>> Start DATA ENTRIES

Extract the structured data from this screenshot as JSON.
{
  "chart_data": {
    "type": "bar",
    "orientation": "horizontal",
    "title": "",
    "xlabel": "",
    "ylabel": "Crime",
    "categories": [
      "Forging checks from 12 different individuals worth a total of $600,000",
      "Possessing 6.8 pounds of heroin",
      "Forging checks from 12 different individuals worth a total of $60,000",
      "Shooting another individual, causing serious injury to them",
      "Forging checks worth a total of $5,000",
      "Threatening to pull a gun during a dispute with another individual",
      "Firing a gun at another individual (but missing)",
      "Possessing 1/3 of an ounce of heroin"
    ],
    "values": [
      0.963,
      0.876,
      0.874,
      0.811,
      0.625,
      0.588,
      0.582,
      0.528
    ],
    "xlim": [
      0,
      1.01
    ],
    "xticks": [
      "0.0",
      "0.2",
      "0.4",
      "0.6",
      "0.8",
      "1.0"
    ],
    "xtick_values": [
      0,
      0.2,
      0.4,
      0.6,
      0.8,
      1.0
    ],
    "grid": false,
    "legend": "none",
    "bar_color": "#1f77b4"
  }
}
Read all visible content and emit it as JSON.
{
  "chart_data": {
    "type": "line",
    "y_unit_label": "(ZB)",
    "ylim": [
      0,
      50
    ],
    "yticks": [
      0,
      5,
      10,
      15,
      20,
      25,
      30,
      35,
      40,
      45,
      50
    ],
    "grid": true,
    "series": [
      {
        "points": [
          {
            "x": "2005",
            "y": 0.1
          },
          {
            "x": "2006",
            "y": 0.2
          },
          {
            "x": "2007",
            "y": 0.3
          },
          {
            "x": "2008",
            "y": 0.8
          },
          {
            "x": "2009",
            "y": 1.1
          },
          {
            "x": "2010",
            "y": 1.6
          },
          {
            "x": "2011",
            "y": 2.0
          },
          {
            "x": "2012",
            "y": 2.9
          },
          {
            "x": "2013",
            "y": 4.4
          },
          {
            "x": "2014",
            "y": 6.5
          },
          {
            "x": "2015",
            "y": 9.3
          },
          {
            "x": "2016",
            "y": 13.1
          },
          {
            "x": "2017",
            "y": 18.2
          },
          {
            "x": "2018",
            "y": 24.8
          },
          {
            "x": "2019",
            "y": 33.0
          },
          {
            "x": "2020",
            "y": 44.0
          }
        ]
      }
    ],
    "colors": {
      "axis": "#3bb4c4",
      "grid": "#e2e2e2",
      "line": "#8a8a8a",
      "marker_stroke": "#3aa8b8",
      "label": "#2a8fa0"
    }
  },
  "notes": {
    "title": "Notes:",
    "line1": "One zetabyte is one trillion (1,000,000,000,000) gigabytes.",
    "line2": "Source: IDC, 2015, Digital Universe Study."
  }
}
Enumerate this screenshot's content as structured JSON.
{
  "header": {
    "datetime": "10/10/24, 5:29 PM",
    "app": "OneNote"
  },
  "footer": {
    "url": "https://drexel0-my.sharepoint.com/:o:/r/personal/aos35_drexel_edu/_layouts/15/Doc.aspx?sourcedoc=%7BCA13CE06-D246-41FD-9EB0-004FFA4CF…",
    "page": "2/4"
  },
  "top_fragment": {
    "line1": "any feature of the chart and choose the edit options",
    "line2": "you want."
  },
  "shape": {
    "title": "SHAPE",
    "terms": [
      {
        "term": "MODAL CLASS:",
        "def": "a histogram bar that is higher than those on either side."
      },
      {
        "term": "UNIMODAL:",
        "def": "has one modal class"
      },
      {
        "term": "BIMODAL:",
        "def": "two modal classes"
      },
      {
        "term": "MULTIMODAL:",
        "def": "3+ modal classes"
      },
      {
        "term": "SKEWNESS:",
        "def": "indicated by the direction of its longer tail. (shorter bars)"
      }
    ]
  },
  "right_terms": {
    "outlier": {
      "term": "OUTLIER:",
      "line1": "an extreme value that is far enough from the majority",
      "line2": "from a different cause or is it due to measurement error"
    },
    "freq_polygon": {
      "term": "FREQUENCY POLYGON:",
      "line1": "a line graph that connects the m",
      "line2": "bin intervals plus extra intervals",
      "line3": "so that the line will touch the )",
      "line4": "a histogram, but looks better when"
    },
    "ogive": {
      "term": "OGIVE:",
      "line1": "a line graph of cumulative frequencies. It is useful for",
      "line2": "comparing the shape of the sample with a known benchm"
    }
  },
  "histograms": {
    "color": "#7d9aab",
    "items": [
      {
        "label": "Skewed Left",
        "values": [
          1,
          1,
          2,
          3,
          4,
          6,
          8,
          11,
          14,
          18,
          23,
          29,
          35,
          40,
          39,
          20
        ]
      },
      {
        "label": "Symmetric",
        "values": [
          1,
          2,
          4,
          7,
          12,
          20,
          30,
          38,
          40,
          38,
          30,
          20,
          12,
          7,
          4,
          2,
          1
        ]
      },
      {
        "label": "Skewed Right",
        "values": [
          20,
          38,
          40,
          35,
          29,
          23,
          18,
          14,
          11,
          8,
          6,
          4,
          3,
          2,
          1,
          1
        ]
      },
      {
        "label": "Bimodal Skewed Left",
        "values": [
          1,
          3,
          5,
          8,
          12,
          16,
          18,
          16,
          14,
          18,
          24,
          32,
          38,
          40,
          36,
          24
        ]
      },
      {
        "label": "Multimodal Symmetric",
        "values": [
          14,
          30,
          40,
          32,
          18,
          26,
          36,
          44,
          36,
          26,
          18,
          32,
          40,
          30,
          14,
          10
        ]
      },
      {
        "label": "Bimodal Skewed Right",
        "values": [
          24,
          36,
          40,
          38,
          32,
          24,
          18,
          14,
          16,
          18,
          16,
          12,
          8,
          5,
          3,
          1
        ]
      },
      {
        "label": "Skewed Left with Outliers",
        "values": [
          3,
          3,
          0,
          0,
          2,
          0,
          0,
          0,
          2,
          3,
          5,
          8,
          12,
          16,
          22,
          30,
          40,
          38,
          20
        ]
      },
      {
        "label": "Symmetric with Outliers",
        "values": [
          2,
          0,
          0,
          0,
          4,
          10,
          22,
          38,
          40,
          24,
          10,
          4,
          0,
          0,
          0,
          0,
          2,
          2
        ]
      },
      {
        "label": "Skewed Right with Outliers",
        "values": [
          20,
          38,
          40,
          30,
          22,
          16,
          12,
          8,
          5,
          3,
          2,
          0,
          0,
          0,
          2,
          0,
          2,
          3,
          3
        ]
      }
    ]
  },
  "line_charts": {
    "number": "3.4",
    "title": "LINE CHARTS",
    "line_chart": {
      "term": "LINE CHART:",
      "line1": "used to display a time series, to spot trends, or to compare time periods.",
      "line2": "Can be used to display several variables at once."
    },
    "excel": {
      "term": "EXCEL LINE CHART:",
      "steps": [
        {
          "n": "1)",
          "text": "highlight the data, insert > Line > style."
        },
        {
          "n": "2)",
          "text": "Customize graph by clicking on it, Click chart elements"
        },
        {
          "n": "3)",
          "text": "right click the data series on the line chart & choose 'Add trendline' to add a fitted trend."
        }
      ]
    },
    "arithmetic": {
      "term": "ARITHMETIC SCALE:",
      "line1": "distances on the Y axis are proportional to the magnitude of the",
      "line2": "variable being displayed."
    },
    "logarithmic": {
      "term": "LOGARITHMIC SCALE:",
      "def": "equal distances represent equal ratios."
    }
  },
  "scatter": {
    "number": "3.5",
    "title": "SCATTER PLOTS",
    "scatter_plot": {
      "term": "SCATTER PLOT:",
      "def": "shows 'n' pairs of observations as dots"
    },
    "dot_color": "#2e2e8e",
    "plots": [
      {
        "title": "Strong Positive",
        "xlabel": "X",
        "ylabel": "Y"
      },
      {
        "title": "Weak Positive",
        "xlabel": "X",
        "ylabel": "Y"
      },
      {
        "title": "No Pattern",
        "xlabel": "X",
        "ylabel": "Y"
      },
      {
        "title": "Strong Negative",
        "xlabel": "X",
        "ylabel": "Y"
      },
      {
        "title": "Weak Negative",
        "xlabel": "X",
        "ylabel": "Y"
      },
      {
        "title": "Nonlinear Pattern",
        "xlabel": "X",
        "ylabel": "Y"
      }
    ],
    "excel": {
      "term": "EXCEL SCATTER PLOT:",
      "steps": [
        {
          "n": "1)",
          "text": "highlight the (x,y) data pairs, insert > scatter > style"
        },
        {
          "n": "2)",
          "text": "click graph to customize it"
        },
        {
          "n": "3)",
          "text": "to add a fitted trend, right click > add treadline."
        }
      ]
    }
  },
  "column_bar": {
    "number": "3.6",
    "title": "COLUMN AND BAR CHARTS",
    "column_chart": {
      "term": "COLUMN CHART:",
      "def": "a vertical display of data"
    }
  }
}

>> End DATA ENTRIES

● EXERCISE DETAILS:
Which lines contain the word "axis"? Return each of them.

● CORRECT ANSWER:
      "axis": "#3bb4c4",
      "line1": "distances on the Y axis are proportional to the magnitude of the",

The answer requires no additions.